→ Direction: Copy out each line of the material in which the word "that" appears.

[Collected data entries]
▬▬▬

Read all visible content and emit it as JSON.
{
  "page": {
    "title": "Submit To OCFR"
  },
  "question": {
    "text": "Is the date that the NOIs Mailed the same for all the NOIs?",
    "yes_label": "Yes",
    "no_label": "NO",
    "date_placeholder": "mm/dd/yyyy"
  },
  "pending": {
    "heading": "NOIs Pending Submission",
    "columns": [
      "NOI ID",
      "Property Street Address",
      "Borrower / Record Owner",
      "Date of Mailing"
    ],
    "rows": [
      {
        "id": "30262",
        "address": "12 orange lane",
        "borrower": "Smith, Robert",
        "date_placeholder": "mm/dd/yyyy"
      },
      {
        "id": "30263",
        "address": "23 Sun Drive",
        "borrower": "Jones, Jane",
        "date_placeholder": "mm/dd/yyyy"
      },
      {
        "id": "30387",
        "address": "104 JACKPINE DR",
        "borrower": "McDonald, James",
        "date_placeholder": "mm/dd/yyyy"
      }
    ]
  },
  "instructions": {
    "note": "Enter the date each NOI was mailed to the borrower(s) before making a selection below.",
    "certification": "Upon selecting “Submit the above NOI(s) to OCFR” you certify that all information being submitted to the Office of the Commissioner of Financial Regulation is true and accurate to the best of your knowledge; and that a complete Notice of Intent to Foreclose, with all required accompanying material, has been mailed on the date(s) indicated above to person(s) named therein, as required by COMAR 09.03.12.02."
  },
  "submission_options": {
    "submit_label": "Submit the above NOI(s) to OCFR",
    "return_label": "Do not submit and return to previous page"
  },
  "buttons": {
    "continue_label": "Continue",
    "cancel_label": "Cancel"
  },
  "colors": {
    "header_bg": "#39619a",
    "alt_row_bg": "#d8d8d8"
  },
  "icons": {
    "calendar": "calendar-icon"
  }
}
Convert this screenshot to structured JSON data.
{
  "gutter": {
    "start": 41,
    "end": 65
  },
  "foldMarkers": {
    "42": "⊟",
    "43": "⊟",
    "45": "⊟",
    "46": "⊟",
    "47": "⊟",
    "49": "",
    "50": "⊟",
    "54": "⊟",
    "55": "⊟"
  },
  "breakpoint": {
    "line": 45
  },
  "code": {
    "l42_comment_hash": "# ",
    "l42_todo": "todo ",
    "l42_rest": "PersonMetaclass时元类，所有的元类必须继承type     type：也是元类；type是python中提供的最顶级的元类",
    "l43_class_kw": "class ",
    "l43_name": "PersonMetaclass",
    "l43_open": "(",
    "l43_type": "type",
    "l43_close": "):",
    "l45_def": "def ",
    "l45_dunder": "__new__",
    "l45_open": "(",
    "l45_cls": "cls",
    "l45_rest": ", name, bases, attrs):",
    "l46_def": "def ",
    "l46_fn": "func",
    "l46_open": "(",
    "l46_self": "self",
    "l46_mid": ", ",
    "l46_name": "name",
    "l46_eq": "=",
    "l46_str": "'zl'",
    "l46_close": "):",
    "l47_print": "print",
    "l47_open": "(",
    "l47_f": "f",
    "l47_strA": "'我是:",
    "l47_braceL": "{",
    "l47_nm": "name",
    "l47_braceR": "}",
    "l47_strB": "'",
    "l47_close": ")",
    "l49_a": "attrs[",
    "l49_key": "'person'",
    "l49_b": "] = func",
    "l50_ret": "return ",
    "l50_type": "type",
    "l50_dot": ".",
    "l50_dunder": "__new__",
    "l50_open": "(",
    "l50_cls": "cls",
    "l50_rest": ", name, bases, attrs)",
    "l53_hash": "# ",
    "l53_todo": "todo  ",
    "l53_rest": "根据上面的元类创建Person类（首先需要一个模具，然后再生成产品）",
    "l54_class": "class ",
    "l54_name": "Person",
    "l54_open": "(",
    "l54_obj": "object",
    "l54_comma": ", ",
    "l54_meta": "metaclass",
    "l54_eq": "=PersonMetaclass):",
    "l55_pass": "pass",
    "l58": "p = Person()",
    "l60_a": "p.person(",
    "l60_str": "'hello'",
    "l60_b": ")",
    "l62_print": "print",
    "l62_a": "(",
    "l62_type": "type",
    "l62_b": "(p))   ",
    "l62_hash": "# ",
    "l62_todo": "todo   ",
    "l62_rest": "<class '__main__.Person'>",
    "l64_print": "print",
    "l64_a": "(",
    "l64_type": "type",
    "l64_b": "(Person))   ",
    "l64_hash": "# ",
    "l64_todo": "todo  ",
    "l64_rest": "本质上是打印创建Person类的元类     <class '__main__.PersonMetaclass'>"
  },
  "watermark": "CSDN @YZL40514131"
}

▬▬▬

→ Output for this exercise:
    "text": "Is the date that the NOIs Mailed the same for all the NOIs?",
    "certification": "Upon selecting “Submit the above NOI(s) to OCFR” you certify that all information being submitted to the Office of the Commissioner of Financial Regulation is true and accurate to the best of your knowledge; and that a complete Notice of Intent to Foreclose, with all required accompanying material, has been mailed on the date(s) indicated above to person(s) named therein, as required by COMAR 09.03.12.02."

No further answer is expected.